== ページ抜粋 ==
>>>
私は、大好きだったライスシャワーの最期を競馬場で観ました。サイレンススズカの最期をテレビで観ました。オグリキャップの最期をニュースで知りました。

競走馬として生まれたからには、これは宿命なのでしょうけど、それでもやっぱり悲しいです。

でも、今回ご紹介いただいた「天国のどこか」と「私の心の中」で彼らは永遠に生き続けます。

感動をありがとう。安らかにお眠りください。

Posted by: Road To Glory | July 06, 2010 at 08:11 AM

オグリキャップ…この名を聴いて知らない者はいないですよね。


今の競馬界が存続しているのもオグリキャップの恩恵あってのもの、ゆうならば競馬界の救世主だと思っています。

形あるものすべていつかは変わりゆくでもその儚さが1度きりの生を際立たせる。

確かにいなくなっただけで自分はあの怪物だとゆわれたオグリキャップが潰えたなんて今でも思っていません。

だって今でもこれからもみんなの心の中にずっとオグリキャップは生きてますからね。
<<<
== 作業課題 1 ==
次の記述(a)〜(c)が競走馬を悼む文章の内容と合致するかを、それぞれ「はい」または「いいえ」で答え、判断の根拠となる本文の語句をそのまま引用してください。(a) 書き手はライスシャワーの最期を競馬場で観た。(b) 書き手はサイレンススズカの最期をニュースで知った。(c) 書き手はオグリキャップを競馬界の救世主だと考えている。
== 作業課題 2 ==
競走馬を悼む文章に登場する競走馬の名前をすべて挙げてください。
== 作業課題 3 ==
競走馬を悼む文章の最後の文に続けて、その先を書いてください。

== 抽出されたレコード ==
>>>
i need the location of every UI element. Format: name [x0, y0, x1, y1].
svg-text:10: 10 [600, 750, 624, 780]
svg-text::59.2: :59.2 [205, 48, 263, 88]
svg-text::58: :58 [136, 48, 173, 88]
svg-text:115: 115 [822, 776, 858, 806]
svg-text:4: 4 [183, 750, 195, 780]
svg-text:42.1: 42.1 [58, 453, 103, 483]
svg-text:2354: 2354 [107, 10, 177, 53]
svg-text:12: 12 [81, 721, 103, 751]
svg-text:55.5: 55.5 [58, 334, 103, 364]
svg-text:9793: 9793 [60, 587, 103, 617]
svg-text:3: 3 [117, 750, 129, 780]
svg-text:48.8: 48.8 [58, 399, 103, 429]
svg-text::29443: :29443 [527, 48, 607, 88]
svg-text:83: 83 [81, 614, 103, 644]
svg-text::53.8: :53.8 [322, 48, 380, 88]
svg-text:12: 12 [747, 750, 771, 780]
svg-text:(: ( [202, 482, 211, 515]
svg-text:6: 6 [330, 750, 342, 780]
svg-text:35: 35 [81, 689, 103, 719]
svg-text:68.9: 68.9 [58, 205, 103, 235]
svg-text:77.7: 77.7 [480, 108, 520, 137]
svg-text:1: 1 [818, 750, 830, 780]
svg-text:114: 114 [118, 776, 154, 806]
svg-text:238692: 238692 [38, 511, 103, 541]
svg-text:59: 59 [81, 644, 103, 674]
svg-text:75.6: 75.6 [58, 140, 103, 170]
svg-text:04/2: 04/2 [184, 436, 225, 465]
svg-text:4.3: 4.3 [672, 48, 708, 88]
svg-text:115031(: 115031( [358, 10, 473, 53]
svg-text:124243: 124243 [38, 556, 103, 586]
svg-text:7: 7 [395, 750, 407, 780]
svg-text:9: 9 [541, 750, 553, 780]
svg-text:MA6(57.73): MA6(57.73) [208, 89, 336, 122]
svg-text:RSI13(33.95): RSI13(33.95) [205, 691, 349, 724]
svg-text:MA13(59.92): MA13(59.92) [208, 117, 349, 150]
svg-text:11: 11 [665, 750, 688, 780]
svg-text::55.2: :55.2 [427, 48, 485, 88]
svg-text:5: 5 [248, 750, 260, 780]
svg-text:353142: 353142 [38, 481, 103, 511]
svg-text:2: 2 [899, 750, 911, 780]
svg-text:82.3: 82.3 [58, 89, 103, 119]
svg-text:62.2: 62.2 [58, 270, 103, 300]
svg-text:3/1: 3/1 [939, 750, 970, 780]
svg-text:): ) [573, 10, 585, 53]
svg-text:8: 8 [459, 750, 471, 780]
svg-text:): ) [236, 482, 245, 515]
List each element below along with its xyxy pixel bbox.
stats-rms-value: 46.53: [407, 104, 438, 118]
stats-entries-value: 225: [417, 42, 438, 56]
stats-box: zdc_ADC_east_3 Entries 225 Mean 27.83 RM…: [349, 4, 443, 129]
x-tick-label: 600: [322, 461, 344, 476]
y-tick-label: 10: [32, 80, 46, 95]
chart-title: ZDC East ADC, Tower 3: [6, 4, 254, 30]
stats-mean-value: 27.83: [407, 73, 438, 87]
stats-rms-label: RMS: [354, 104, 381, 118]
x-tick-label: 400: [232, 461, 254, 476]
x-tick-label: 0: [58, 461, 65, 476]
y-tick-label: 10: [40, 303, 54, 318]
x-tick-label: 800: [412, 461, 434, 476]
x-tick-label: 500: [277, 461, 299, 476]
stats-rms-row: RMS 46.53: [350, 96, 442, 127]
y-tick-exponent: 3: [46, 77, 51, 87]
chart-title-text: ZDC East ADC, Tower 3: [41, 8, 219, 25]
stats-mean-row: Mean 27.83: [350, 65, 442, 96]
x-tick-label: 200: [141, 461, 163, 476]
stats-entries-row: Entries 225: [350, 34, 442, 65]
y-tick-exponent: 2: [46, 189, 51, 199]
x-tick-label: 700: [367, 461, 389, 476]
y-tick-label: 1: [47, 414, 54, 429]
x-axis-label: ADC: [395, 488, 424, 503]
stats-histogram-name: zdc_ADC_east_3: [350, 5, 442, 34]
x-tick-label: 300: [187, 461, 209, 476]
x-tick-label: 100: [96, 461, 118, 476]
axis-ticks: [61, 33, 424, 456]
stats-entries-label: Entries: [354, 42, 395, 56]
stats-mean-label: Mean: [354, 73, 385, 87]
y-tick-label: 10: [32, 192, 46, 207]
<<<
== 回答欄 1 ==
(a) はい。「私は、大好きだったライスシャワーの最期を競馬場で観ました。」
(b) いいえ。「サイレンススズカの最期をテレビで観ました。」
(c) はい。「ゆうならば競馬界の救世主だと思っています。」

== 回答欄 2 ==
ライスシャワー、サイレンススズカ、オグリキャップ

== 回答欄 3 ==
Posted by: ユビキタス | July 06, 2010 at 08:56 AM

こんばんは。

オグリキャップの死、残念ですね
レースでの熱狂ぶりにオンタイムで触れたのは引退レースの有馬記念だけですが、
当時の狂乱した競馬ブームは今でも覚えています

オンタイムと言っても実際に見たのは録画してあったビデオの映像で
バイト仲間とクリスマス会と称した飲み会をやった友人宅で
繰り返しレースを見てはあーだこーだと語り合っていました
引退レースでしたから、ホントに一晩中オグリ一色の話題でした

それにしても当時の競馬ブームはすごかったですね
当時ボクが馬券を買っていた銀座ウインズは
GⅠレースのある日なんか、松屋のあたりまで伸びる長蛇の列
実際に馬券を手にするまで1時間越えは当たり前で
まるでディズニーランドのアトラクション待ち状態でした

街中のゲーセンでは、当時出たてのUFOキャッチャーに
オグリキャップ、タマモクロス、イナリワンといったぬいぐるみがあふれかえってて
競馬を日常に感じることができるようになったハシリとも言える時代でしたよね
馬券師のオジサンたちは渋い顔してましたけど
若い世代はお構いなしのミーハーぶりでしたよね

もう、これほどのスターホースは現れないかもしれませんね
25歳といえば長生きなのか、短命だったのか微妙なところですけど
潔いと言えば潔い
あっけないと言えばあっけない彼の死に、心から冥福を祈りたいと思います
後継者が誕生しなかったのが悔やまれますけどね

ダラダラと書いちゃいましたけど、今日、治郎丸さんのエントリーを読んで
競馬を始めたばかりの当時を懐かしく思い出すことができました
そしてあの頃の新鮮な感覚も。。。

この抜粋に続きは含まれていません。